On Tue, Oct 6, 2015 at 1:29 AM, Linus Torvalds
<torva...@linux-foundation.org> wrote:
> On Tue, Oct 6, 2015 at 9:25 AM, Linus Torvalds
> <torva...@linux-foundation.org> wrote:
>>
>>> +       local_irq_enable();
>>> +       if (get_user(*(u32 *)&regs->cx,
>>> +                    (u32 __user __force *)(unsigned long)(u32)regs->sp)) {
>> ...
>>> +       local_irq_disable();
>>
>> this is expensive. Since we now do it in C code and can easily do
>> this, why does the code not do this all with interrupts disabled,
>> which is valid for user accesses but disables page faults, and then in
>> the unlikely situation where that fails, we do it the slow and careful
>> way?
>
> Ok. I notice that then a later patch removes the local_irq_disable()
> and calls do_syscall_32_irqs_on().
>
> So I guess that "just run get_user with interrupts disabled"
> optimization is pointless, because we'll just end up enabling
> interrupts at some point anyway, and it can just be done before the
> get_user().
>
> So never mind.
>

I'll improve the changelog.  This is all clear in my head, but I could
certainly describe it better.

I tried to structure this as much as possible as simple unoptimized
changes that would be easyish to understand from a correctness
perspective and then to optimize at the end.

□ □ □ □

### Task list
[A] Output the portion of the email from "I'll improve the" to "at the end." without any alteration.
[B] In the email, which function does a later patch call after removing local_irq_disable()?

### Data extracts
□ □ □ □

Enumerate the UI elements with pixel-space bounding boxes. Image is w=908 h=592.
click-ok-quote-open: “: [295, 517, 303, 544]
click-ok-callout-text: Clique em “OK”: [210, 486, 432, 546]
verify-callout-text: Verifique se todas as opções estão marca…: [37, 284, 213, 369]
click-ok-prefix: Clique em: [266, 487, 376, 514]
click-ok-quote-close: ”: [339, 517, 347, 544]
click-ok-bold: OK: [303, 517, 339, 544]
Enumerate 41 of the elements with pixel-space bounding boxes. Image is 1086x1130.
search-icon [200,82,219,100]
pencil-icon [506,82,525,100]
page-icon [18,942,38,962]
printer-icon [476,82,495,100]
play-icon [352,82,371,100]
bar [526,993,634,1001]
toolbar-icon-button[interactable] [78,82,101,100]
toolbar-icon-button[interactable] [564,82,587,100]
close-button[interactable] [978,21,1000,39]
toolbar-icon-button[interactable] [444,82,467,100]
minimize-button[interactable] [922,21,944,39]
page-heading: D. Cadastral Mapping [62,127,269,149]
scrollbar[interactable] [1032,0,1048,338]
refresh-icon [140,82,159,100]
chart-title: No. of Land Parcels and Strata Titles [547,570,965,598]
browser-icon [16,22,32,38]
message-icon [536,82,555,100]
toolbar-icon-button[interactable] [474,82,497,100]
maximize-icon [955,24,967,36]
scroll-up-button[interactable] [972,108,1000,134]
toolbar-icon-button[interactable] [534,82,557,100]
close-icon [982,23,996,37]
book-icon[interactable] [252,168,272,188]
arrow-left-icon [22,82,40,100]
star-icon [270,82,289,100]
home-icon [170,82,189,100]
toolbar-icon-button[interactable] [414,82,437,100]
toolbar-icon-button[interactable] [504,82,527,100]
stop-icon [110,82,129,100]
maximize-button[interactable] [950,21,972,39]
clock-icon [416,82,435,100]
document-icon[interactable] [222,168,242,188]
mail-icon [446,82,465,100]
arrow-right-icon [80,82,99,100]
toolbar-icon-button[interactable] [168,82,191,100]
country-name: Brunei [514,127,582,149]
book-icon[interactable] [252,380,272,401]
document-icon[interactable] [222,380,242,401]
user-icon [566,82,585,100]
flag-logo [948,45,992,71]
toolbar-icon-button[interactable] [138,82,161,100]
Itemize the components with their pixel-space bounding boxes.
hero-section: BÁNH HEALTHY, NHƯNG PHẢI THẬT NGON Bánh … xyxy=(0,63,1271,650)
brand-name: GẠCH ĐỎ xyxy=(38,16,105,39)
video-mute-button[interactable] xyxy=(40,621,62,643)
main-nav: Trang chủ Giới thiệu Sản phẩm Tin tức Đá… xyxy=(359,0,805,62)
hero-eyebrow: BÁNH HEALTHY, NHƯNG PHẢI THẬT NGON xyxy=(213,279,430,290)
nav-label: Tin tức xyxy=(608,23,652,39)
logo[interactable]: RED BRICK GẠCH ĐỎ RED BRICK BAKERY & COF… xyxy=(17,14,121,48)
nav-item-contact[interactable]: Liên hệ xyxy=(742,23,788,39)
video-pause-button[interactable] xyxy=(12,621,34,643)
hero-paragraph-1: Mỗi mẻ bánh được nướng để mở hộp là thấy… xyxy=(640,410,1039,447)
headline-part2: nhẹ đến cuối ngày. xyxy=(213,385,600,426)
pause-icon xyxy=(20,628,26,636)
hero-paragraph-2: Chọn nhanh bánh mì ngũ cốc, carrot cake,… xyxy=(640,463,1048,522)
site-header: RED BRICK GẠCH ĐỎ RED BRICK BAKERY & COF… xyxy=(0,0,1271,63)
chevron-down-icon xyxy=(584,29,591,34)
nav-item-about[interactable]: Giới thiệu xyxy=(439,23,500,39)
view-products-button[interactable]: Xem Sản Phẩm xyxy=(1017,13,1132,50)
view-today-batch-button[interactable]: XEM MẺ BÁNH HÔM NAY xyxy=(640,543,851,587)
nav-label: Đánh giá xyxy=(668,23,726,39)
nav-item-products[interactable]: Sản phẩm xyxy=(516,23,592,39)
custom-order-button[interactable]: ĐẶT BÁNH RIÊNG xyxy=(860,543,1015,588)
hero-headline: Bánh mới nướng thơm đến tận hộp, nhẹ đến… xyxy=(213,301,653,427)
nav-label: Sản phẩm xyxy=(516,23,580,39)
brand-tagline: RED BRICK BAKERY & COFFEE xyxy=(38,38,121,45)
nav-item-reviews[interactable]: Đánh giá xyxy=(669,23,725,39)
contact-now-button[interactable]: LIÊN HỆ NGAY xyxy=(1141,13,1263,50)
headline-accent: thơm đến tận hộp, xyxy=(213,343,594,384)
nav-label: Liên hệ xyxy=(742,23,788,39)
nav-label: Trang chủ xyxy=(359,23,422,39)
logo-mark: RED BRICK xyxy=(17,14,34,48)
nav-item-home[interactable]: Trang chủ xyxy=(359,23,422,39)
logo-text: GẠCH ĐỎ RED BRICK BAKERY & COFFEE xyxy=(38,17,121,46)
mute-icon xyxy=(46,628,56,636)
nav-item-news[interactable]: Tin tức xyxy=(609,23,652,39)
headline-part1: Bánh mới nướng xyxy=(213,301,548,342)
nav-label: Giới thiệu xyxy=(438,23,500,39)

□ □ □ □

### Solutions below
[A]
I'll improve the changelog.  This is all clear in my head, but I could
certainly describe it better.

I tried to structure this as much as possible as simple unoptimized
changes that would be easyish to understand from a correctness
perspective and then to optimize at the end.

[B] do_syscall_32_irqs_on()